Output every line of the entries below as a JSON list of strings, with one string per line and no blank lines. Leave the pictures out of the list.

Start RECORDS PROVIDED

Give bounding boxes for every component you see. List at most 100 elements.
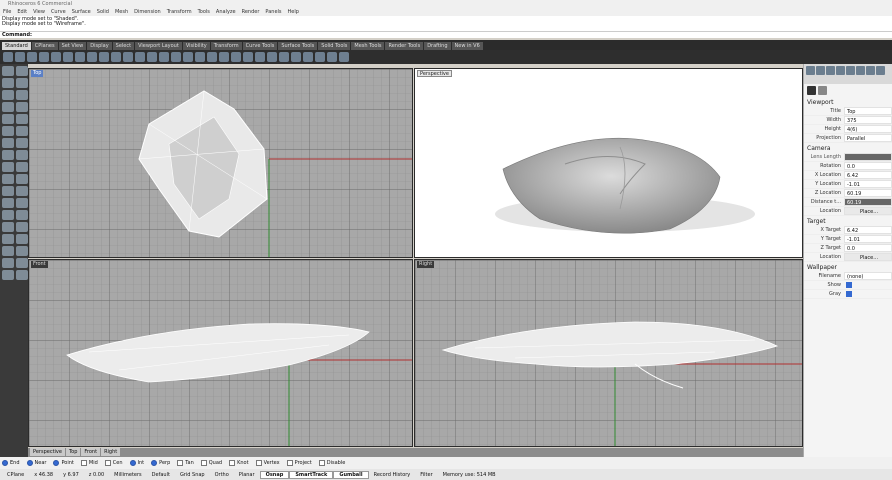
point-icon[interactable] [16,66,28,76]
menu-help[interactable]: Help [288,9,299,15]
vtab-front[interactable]: Front [81,448,101,456]
disable-checkbox[interactable] [318,460,325,466]
move-icon[interactable] [207,52,217,62]
project-checkbox[interactable] [286,460,293,466]
properties-icon[interactable] [255,52,265,62]
polyline-icon[interactable] [16,78,28,88]
menu-solid[interactable]: Solid [97,9,109,15]
viewport-perspective[interactable]: Perspective [414,68,803,258]
zoom-extents-icon[interactable] [159,52,169,62]
rotate-icon[interactable] [2,210,14,220]
x-target-field[interactable]: 6.42 [844,226,892,234]
tab-viewport-layout[interactable]: Viewport Layout [135,42,182,50]
tan-checkbox[interactable] [177,460,184,466]
select-icon[interactable] [195,52,205,62]
cen-checkbox[interactable] [104,460,111,466]
open-file-icon[interactable] [15,52,25,62]
tab-standard[interactable]: Standard [2,42,31,50]
display-icon[interactable] [826,66,835,75]
split-icon[interactable] [2,174,14,184]
tab-surface-tools[interactable]: Surface Tools [278,42,318,50]
analyze-icon[interactable] [2,246,14,256]
cylinder-icon[interactable] [16,138,28,148]
undo-icon[interactable] [99,52,109,62]
int-checkbox[interactable] [129,460,136,466]
rotation-field[interactable]: 0.0 [844,162,892,170]
viewport-front[interactable]: Front [28,259,413,447]
boolean-icon[interactable] [2,234,14,244]
menu-panels[interactable]: Panels [265,9,281,15]
title-field[interactable]: Top [844,107,892,115]
ortho-toggle[interactable]: Ortho [210,472,234,478]
filter-toggle[interactable]: Filter [415,472,437,478]
grid-icon[interactable] [16,258,28,268]
filename-field[interactable]: (none) [844,272,892,280]
osnap-mid[interactable]: Mid [80,460,98,466]
gray-checkbox[interactable] [846,291,852,297]
material-icon[interactable] [315,52,325,62]
viewport-title-top[interactable]: Top [31,70,44,77]
osnap-tan[interactable]: Tan [177,460,194,466]
x-location-field[interactable]: 6.42 [844,171,892,179]
array-icon[interactable] [16,222,28,232]
place-target-button[interactable]: Place... [844,253,892,261]
place-button[interactable]: Place... [844,207,892,215]
polygon-icon[interactable] [2,114,14,124]
osnap-perp[interactable]: Perp [151,460,170,466]
layer-icon[interactable] [2,258,14,268]
menu-tools[interactable]: Tools [198,9,210,15]
tab-display[interactable]: Display [87,42,112,50]
menu-mesh[interactable]: Mesh [115,9,128,15]
trim-icon[interactable] [16,162,28,172]
pointer-icon[interactable] [2,66,14,76]
arc-icon[interactable] [2,102,14,112]
osnap-disable[interactable]: Disable [318,460,345,466]
command-prompt[interactable]: Command: [0,31,892,38]
camera-icon[interactable] [807,86,816,95]
print-icon[interactable] [39,52,49,62]
color-icon[interactable] [267,52,277,62]
menu-transform[interactable]: Transform [167,9,192,15]
osnap-int[interactable]: Int [129,460,144,466]
copy-icon[interactable] [75,52,85,62]
tab-mesh-tools[interactable]: Mesh Tools [351,42,385,50]
osnap-knot[interactable]: Knot [229,460,249,466]
gumball-toggle[interactable]: Gumball [333,470,369,479]
snap-icon[interactable] [2,270,14,280]
tab-set-view[interactable]: Set View [58,42,87,50]
snapshot-icon[interactable] [291,52,301,62]
y-location-field[interactable]: -1.01 [844,180,892,188]
help-icon[interactable] [339,52,349,62]
osnap-quad[interactable]: Quad [200,460,222,466]
lens-field[interactable] [844,153,892,161]
zoom-window-icon[interactable] [147,52,157,62]
perp-checkbox[interactable] [151,460,158,466]
osnap-point[interactable]: Point [53,460,74,466]
osnap-end[interactable]: End [2,460,20,466]
menu-file[interactable]: File [3,9,11,15]
projection-select[interactable]: Parallel [844,134,892,142]
show-checkbox[interactable] [846,282,852,288]
menu-surface[interactable]: Surface [72,9,91,15]
curve-icon[interactable] [2,90,14,100]
join-icon[interactable] [16,174,28,184]
cut-icon[interactable] [63,52,73,62]
smarttrack-toggle[interactable]: SmartTrack [289,470,334,479]
options-icon[interactable] [279,52,289,62]
tab-transform[interactable]: Transform [210,42,242,50]
distance-field[interactable]: 60.19 [844,198,892,206]
osnap-cen[interactable]: Cen [104,460,123,466]
current-layer[interactable]: Default [147,472,175,478]
tab-visibility[interactable]: Visibility [182,42,210,50]
extrude-icon[interactable] [2,150,14,160]
text-icon[interactable] [16,114,28,124]
width-field[interactable]: 375 [844,116,892,124]
environment-icon[interactable] [866,66,875,75]
gumball-icon[interactable] [16,270,28,280]
menu-dimension[interactable]: Dimension [134,9,161,15]
tab-drafting[interactable]: Drafting [424,42,451,50]
sphere-icon[interactable] [2,138,14,148]
new-file-icon[interactable] [3,52,13,62]
viewport-top[interactable]: Top [28,68,413,258]
paste-icon[interactable] [87,52,97,62]
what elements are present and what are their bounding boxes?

End RECORDS PROVIDED

» EXPECTED OUTPUT:
[
  "Give bounding boxes for every component you see. List at most 100 elements.",
  "point-icon[interactable] [16,66,28,76]",
  "menu-help[interactable]: Help [288,9,299,15]",
  "vtab-front[interactable]: Front [81,448,101,456]",
  "disable-checkbox[interactable] [318,460,325,466]",
  "move-icon[interactable] [207,52,217,62]",
  "project-checkbox[interactable] [286,460,293,466]",
  "properties-icon[interactable] [255,52,265,62]",
  "polyline-icon[interactable] [16,78,28,88]",
  "menu-solid[interactable]: Solid [97,9,109,15]",
  "viewport-perspective[interactable]: Perspective [414,68,803,258]",
  "zoom-extents-icon[interactable] [159,52,169,62]",
  "rotate-icon[interactable] [2,210,14,220]",
  "x-target-field[interactable]: 6.42 [844,226,892,234]",
  "tab-viewport-layout[interactable]: Viewport Layout [135,42,182,50]",
  "tan-checkbox[interactable] [177,460,184,466]",
  "select-icon[interactable] [195,52,205,62]",
  "cen-checkbox[interactable] [104,460,111,466]",
  "open-file-icon[interactable] [15,52,25,62]",
  "tab-standard[interactable]: Standard [2,42,31,50]",
  "display-icon[interactable] [826,66,835,75]",
  "split-icon[interactable] [2,174,14,184]",
  "tab-surface-tools[interactable]: Surface Tools [278,42,318,50]",
  "analyze-icon[interactable] [2,246,14,256]",
  "cylinder-icon[interactable] [16,138,28,148]",
  "undo-icon[interactable] [99,52,109,62]",
  "int-checkbox[interactable] [129,460,136,466]",
  "rotation-field[interactable]: 0.0 [844,162,892,170]",
  "viewport-front[interactable]: Front [28,259,413,447]",
  "boolean-icon[interactable] [2,234,14,244]",
  "menu-panels[interactable]: Panels [265,9,281,15]",
  "title-field[interactable]: Top [844,107,892,115]",
  "ortho-toggle[interactable]: Ortho [210,472,234,478]",
  "filter-toggle[interactable]: Filter [415,472,437,478]",
  "grid-icon[interactable] [16,258,28,268]",
  "filename-field[interactable]: (none) [844,272,892,280]",
  "osnap-mid[interactable]: Mid [80,460,98,466]",
  "gray-checkbox[interactable] [846,291,852,297]",
  "material-icon[interactable] [315,52,325,62]",
  "viewport-title-top[interactable]: Top [31,70,44,77]",
  "osnap-tan[interactable]: Tan [177,460,194,466]",
  "x-location-field[interactable]: 6.42 [844,171,892,179]",
  "array-icon[interactable] [16,222,28,232]",
  "place-target-button[interactable]: Place... [844,253,892,261]",
  "place-button[interactable]: Place... [844,207,892,215]",
  "polygon-icon[interactable] [2,114,14,124]",
  "osnap-perp[interactable]: Perp [151,460,170,466]",
  "layer-icon[interactable] [2,258,14,268]",
  "menu-tools[interactable]: Tools [198,9,210,15]",
  "tab-display[interactable]: Display [87,42,112,50]",
  "menu-mesh[interactable]: Mesh [115,9,128,15]",
  "trim-icon[interactable] [16,162,28,172]",
  "pointer-icon[interactable] [2,66,14,76]",
  "arc-icon[interactable] [2,102,14,112]",
  "osnap-disable[interactable]: Disable [318,460,345,466]",
  "command-prompt[interactable]: Command: [0,31,892,38]",
  "camera-icon[interactable] [807,86,816,95]",
  "print-icon[interactable] [39,52,49,62]",
  "color-icon[interactable] [267,52,277,62]",
  "menu-transform[interactable]: Transform [167,9,192,15]",
  "osnap-int[interactable]: Int [129,460,144,466]",
  "copy-icon[interactable] [75,52,85,62]",
  "tab-mesh-tools[interactable]: Mesh Tools [351,42,385,50]",
  "osnap-knot[interactable]: Knot [229,460,249,466]",
  "gumball-toggle[interactable]: Gumball [333,470,369,479]",
  "snap-icon[interactable] [2,270,14,280]",
  "tab-set-view[interactable]: Set View [58,42,87,50]",
  "snapshot-icon[interactable] [291,52,301,62]",
  "y-location-field[interactable]: -1.01 [844,180,892,188]",
  "help-icon[interactable] [339,52,349,62]",
  "osnap-quad[interactable]: Quad [200,460,222,466]",
  "lens-field[interactable] [844,153,892,161]",
  "zoom-window-icon[interactable] [147,52,157,62]",
  "perp-checkbox[interactable] [151,460,158,466]",
  "osnap-point[interactable]: Point [53,460,74,466]",
  "osnap-end[interactable]: End [2,460,20,466]",
  "menu-file[interactable]: File [3,9,11,15]",
  "projection-select[interactable]: Parallel [844,134,892,142]",
  "show-checkbox[interactable] [846,282,852,288]",
  "menu-surface[interactable]: Surface [72,9,91,15]",
  "curve-icon[interactable] [2,90,14,100]",
  "join-icon[interactable] [16,174,28,184]",
  "cut-icon[interactable] [63,52,73,62]",
  "smarttrack-toggle[interactable]: SmartTrack [289,470,334,479]",
  "options-icon[interactable] [279,52,289,62]",
  "tab-transform[interactable]: Transform [210,42,242,50]",
  "distance-field[interactable]: 60.19 [844,198,892,206]",
  "osnap-cen[interactable]: Cen [104,460,123,466]",
  "current-layer[interactable]: Default [147,472,175,478]",
  "tab-visibility[interactable]: Visibility [182,42,210,50]",
  "extrude-icon[interactable] [2,150,14,160]",
  "text-icon[interactable] [16,114,28,124]",
  "width-field[interactable]: 375 [844,116,892,124]",
  "environment-icon[interactable] [866,66,875,75]",
  "gumball-icon[interactable] [16,270,28,280]",
  "menu-dimension[interactable]: Dimension [134,9,161,15]",
  "tab-drafting[interactable]: Drafting [424,42,451,50]",
  "sphere-icon[interactable] [2,138,14,148]",
  "new-file-icon[interactable] [3,52,13,62]",
  "viewport-top[interactable]: Top [28,68,413,258]",
  "paste-icon[interactable] [87,52,97,62]",
  "what elements are present and what are their bounding boxes?"
]